— start —

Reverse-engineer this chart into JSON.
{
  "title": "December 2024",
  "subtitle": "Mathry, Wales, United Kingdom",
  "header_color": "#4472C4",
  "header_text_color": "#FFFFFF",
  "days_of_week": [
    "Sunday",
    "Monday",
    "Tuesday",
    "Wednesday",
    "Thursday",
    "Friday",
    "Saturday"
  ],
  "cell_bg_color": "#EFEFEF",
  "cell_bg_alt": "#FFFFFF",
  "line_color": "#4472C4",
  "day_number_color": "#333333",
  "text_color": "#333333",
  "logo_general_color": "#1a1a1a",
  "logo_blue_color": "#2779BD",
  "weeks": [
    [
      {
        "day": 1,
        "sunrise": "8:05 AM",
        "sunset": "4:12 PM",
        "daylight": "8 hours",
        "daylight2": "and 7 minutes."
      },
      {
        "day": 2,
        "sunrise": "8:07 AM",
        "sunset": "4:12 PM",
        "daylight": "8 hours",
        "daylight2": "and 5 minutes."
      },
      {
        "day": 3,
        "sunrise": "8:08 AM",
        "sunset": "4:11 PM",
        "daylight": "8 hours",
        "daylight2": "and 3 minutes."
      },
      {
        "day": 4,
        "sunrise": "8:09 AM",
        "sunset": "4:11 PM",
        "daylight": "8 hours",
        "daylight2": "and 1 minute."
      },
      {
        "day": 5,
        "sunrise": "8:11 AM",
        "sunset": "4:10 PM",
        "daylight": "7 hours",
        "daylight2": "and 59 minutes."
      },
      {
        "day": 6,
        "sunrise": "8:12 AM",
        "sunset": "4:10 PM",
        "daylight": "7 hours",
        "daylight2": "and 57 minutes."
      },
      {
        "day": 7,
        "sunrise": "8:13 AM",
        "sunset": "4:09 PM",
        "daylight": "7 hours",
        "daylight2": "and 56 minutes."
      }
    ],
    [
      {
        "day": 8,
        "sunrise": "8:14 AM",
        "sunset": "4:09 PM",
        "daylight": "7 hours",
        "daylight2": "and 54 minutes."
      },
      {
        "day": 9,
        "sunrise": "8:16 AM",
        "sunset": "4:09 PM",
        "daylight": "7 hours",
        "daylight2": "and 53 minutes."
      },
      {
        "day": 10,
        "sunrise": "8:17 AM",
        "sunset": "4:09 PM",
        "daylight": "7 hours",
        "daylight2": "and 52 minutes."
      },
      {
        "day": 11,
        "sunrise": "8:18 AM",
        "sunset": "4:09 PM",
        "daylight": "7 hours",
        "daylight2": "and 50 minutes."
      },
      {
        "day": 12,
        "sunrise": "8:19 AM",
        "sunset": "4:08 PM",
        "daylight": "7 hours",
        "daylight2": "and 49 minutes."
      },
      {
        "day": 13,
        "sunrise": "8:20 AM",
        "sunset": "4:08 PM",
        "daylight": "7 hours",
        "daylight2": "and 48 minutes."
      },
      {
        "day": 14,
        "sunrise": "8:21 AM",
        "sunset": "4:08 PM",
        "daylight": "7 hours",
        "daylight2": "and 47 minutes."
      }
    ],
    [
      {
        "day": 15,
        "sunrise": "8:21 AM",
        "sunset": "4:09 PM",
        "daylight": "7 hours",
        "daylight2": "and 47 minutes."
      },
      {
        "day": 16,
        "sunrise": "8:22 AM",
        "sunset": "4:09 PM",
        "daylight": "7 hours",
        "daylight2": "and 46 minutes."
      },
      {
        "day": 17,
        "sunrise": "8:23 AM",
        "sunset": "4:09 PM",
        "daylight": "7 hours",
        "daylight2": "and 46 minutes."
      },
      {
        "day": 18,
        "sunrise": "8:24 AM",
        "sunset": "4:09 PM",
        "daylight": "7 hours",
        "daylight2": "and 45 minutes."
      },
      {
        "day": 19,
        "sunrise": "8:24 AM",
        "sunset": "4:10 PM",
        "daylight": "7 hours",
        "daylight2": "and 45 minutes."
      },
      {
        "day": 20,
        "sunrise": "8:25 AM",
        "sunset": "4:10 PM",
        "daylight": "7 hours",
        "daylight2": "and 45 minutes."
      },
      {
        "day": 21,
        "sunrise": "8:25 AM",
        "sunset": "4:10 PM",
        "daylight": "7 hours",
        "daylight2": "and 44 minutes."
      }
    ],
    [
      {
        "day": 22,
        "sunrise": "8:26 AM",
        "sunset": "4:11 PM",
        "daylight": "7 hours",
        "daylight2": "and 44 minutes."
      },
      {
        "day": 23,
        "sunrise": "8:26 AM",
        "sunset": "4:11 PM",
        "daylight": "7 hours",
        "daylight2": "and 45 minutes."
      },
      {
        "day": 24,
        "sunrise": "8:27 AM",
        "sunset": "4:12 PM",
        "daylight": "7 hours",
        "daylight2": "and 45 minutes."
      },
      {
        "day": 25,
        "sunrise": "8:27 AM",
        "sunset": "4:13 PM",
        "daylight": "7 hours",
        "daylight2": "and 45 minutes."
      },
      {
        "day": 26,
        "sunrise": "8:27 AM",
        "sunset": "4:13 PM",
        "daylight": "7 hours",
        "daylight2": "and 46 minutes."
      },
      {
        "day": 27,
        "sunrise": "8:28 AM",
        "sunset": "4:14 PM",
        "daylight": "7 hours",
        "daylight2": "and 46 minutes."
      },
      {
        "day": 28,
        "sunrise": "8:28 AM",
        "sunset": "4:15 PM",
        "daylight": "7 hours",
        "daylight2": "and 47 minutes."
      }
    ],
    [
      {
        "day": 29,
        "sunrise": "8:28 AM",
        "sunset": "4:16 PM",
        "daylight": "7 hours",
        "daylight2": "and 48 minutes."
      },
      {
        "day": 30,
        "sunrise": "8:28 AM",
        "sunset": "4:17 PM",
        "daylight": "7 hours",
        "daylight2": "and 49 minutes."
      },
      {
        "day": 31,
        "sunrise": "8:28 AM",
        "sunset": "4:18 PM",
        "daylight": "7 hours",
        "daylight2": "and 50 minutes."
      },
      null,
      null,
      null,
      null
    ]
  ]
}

— end —

TO DO: Output all preceding records character for character.

TASK ANSWER:
Reverse-engineer this chart into JSON.
{
  "title": "December 2024",
  "subtitle": "Mathry, Wales, United Kingdom",
  "header_color": "#4472C4",
  "header_text_color": "#FFFFFF",
  "days_of_week": [
    "Sunday",
    "Monday",
    "Tuesday",
    "Wednesday",
    "Thursday",
    "Friday",
    "Saturday"
  ],
  "cell_bg_color": "#EFEFEF",
  "cell_bg_alt": "#FFFFFF",
  "line_color": "#4472C4",
  "day_number_color": "#333333",
  "text_color": "#333333",
  "logo_general_color": "#1a1a1a",
  "logo_blue_color": "#2779BD",
  "weeks": [
    [
      {
        "day": 1,
        "sunrise": "8:05 AM",
        "sunset": "4:12 PM",
        "daylight": "8 hours",
        "daylight2": "and 7 minutes."
      },
      {
        "day": 2,
        "sunrise": "8:07 AM",
        "sunset": "4:12 PM",
        "daylight": "8 hours",
        "daylight2": "and 5 minutes."
      },
      {
        "day": 3,
        "sunrise": "8:08 AM",
        "sunset": "4:11 PM",
        "daylight": "8 hours",
        "daylight2": "and 3 minutes."
      },
      {
        "day": 4,
        "sunrise": "8:09 AM",
        "sunset": "4:11 PM",
        "daylight": "8 hours",
        "daylight2": "and 1 minute."
      },
      {
        "day": 5,
        "sunrise": "8:11 AM",
        "sunset": "4:10 PM",
        "daylight": "7 hours",
        "daylight2": "and 59 minutes."
      },
      {
        "day": 6,
        "sunrise": "8:12 AM",
        "sunset": "4:10 PM",
        "daylight": "7 hours",
        "daylight2": "and 57 minutes."
      },
      {
        "day": 7,
        "sunrise": "8:13 AM",
        "sunset": "4:09 PM",
        "daylight": "7 hours",
        "daylight2": "and 56 minutes."
      }
    ],
    [
      {
        "day": 8,
        "sunrise": "8:14 AM",
        "sunset": "4:09 PM",
        "daylight": "7 hours",
        "daylight2": "and 54 minutes."
      },
      {
        "day": 9,
        "sunrise": "8:16 AM",
        "sunset": "4:09 PM",
        "daylight": "7 hours",
        "daylight2": "and 53 minutes."
      },
      {
        "day": 10,
        "sunrise": "8:17 AM",
        "sunset": "4:09 PM",
        "daylight": "7 hours",
        "daylight2": "and 52 minutes."
      },
      {
        "day": 11,
        "sunrise": "8:18 AM",
        "sunset": "4:09 PM",
        "daylight": "7 hours",
        "daylight2": "and 50 minutes."
      },
      {
        "day": 12,
        "sunrise": "8:19 AM",
        "sunset": "4:08 PM",
        "daylight": "7 hours",
        "daylight2": "and 49 minutes."
      },
      {
        "day": 13,
        "sunrise": "8:20 AM",
        "sunset": "4:08 PM",
        "daylight": "7 hours",
        "daylight2": "and 48 minutes."
      },
      {
        "day": 14,
        "sunrise": "8:21 AM",
        "sunset": "4:08 PM",
        "daylight": "7 hours",
        "daylight2": "and 47 minutes."
      }
    ],
    [
      {
        "day": 15,
        "sunrise": "8:21 AM",
        "sunset": "4:09 PM",
        "daylight": "7 hours",
        "daylight2": "and 47 minutes."
      },
      {
        "day": 16,
        "sunrise": "8:22 AM",
        "sunset": "4:09 PM",
        "daylight": "7 hours",
        "daylight2": "and 46 minutes."
      },
      {
        "day": 17,
        "sunrise": "8:23 AM",
        "sunset": "4:09 PM",
        "daylight": "7 hours",
        "daylight2": "and 46 minutes."
      },
      {
        "day": 18,
        "sunrise": "8:24 AM",
        "sunset": "4:09 PM",
        "daylight": "7 hours",
        "daylight2": "and 45 minutes."
      },
      {
        "day": 19,
        "sunrise": "8:24 AM",
        "sunset": "4:10 PM",
        "daylight": "7 hours",
        "daylight2": "and 45 minutes."
      },
      {
        "day": 20,
        "sunrise": "8:25 AM",
        "sunset": "4:10 PM",
        "daylight": "7 hours",
        "daylight2": "and 45 minutes."
      },
      {
        "day": 21,
        "sunrise": "8:25 AM",
        "sunset": "4:10 PM",
        "daylight": "7 hours",
        "daylight2": "and 44 minutes."
      }
    ],
    [
      {
        "day": 22,
        "sunrise": "8:26 AM",
        "sunset": "4:11 PM",
        "daylight": "7 hours",
        "daylight2": "and 44 minutes."
      },
      {
        "day": 23,
        "sunrise": "8:26 AM",
        "sunset": "4:11 PM",
        "daylight": "7 hours",
        "daylight2": "and 45 minutes."
      },
      {
        "day": 24,
        "sunrise": "8:27 AM",
        "sunset": "4:12 PM",
        "daylight": "7 hours",
        "daylight2": "and 45 minutes."
      },
      {
        "day": 25,
        "sunrise": "8:27 AM",
        "sunset": "4:13 PM",
        "daylight": "7 hours",
        "daylight2": "and 45 minutes."
      },
      {
        "day": 26,
        "sunrise": "8:27 AM",
        "sunset": "4:13 PM",
        "daylight": "7 hours",
        "daylight2": "and 46 minutes."
      },
      {
        "day": 27,
        "sunrise": "8:28 AM",
        "sunset": "4:14 PM",
        "daylight": "7 hours",
        "daylight2": "and 46 minutes."
      },
      {
        "day": 28,
        "sunrise": "8:28 AM",
        "sunset": "4:15 PM",
        "daylight": "7 hours",
        "daylight2": "and 47 minutes."
      }
    ],
    [
      {
        "day": 29,
        "sunrise": "8:28 AM",
        "sunset": "4:16 PM",
        "daylight": "7 hours",
        "daylight2": "and 48 minutes."
      },
      {
        "day": 30,
        "sunrise": "8:28 AM",
        "sunset": "4:17 PM",
        "daylight": "7 hours",
        "daylight2": "and 49 minutes."
      },
      {
        "day": 31,
        "sunrise": "8:28 AM",
        "sunset": "4:18 PM",
        "daylight": "7 hours",
        "daylight2": "and 50 minutes."
      },
      null,
      null,
      null,
      null
    ]
  ]
}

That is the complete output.